* **Items**:
---+---
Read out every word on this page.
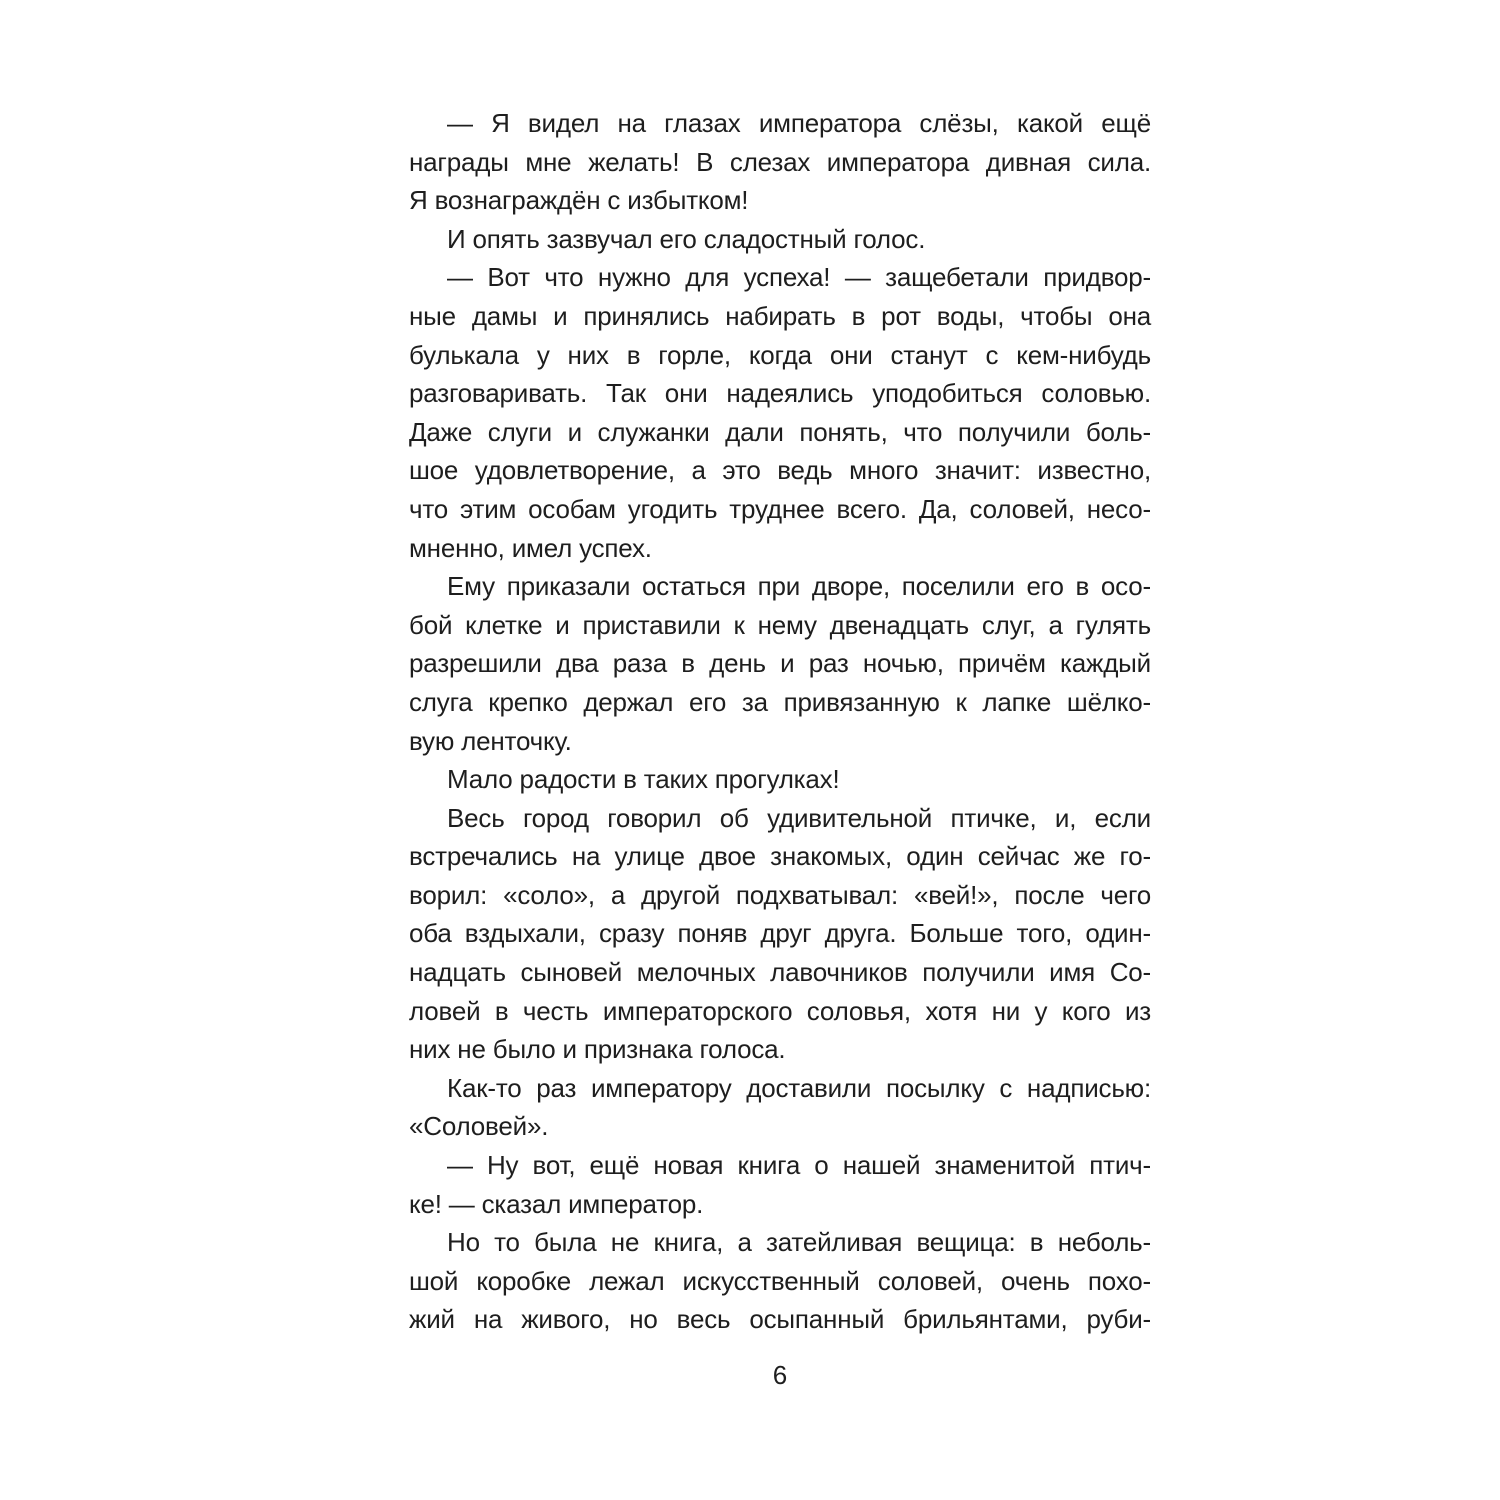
— Я видел на глазах императора слёзы, какой ещё
награды мне желать! В слезах императора дивная сила.
Я вознаграждён с избытком!

И опять зазвучал его сладостный голос.

— Вот что нужно для успеха! — защебетали придвор-
ные дамы и принялись набирать в рот воды, чтобы она
булькала у них в горле, когда они станут с кем-нибудь
разговаривать. Так они надеялись уподобиться соловью.
Даже слуги и служанки дали понять, что получили боль-
шое удовлетворение, а это ведь много значит: известно,
что этим особам угодить труднее всего. Да, соловей, несо-
мненно, имел успех.

Ему приказали остаться при дворе, поселили его в осо-
бой клетке и приставили к нему двенадцать слуг, а гулять
разрешили два раза в день и раз ночью, причём каждый
слуга крепко держал его за привязанную к лапке шёлко-
вую ленточку.

Мало радости в таких прогулках!

Весь город говорил об удивительной птичке, и, если
встречались на улице двое знакомых, один сейчас же го-
ворил: «соло», а другой подхватывал: «вей!», после чего
оба вздыхали, сразу поняв друг друга. Больше того, один-
надцать сыновей мелочных лавочников получили имя Со-
ловей в честь императорского соловья, хотя ни у кого из
них не было и признака голоса.

Как-то раз императору доставили посылку с надписью:
«Соловей».

— Ну вот, ещё новая книга о нашей знаменитой птич-
ке! — сказал император.

Но то была не книга, а затейливая вещица: в неболь-
шой коробке лежал искусственный соловей, очень похо-
жий на живого, но весь осыпанный брильянтами, руби-

6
---+---
* **Exercise task**:
Restate the whole of the material word for word without the pictures.

* **Response to this exercise**:
Read out every word on this page.
— Я видел на глазах императора слёзы, какой ещё
награды мне желать! В слезах императора дивная сила.
Я вознаграждён с избытком!

И опять зазвучал его сладостный голос.

— Вот что нужно для успеха! — защебетали придвор-
ные дамы и принялись набирать в рот воды, чтобы она
булькала у них в горле, когда они станут с кем-нибудь
разговаривать. Так они надеялись уподобиться соловью.
Даже слуги и служанки дали понять, что получили боль-
шое удовлетворение, а это ведь много значит: известно,
что этим особам угодить труднее всего. Да, соловей, несо-
мненно, имел успех.

Ему приказали остаться при дворе, поселили его в осо-
бой клетке и приставили к нему двенадцать слуг, а гулять
разрешили два раза в день и раз ночью, причём каждый
слуга крепко держал его за привязанную к лапке шёлко-
вую ленточку.

Мало радости в таких прогулках!

Весь город говорил об удивительной птичке, и, если
встречались на улице двое знакомых, один сейчас же го-
ворил: «соло», а другой подхватывал: «вей!», после чего
оба вздыхали, сразу поняв друг друга. Больше того, один-
надцать сыновей мелочных лавочников получили имя Со-
ловей в честь императорского соловья, хотя ни у кого из
них не было и признака голоса.

Как-то раз императору доставили посылку с надписью:
«Соловей».

— Ну вот, ещё новая книга о нашей знаменитой птич-
ке! — сказал император.

Но то была не книга, а затейливая вещица: в неболь-
шой коробке лежал искусственный соловей, очень похо-
жий на живого, но весь осыпанный брильянтами, руби-

6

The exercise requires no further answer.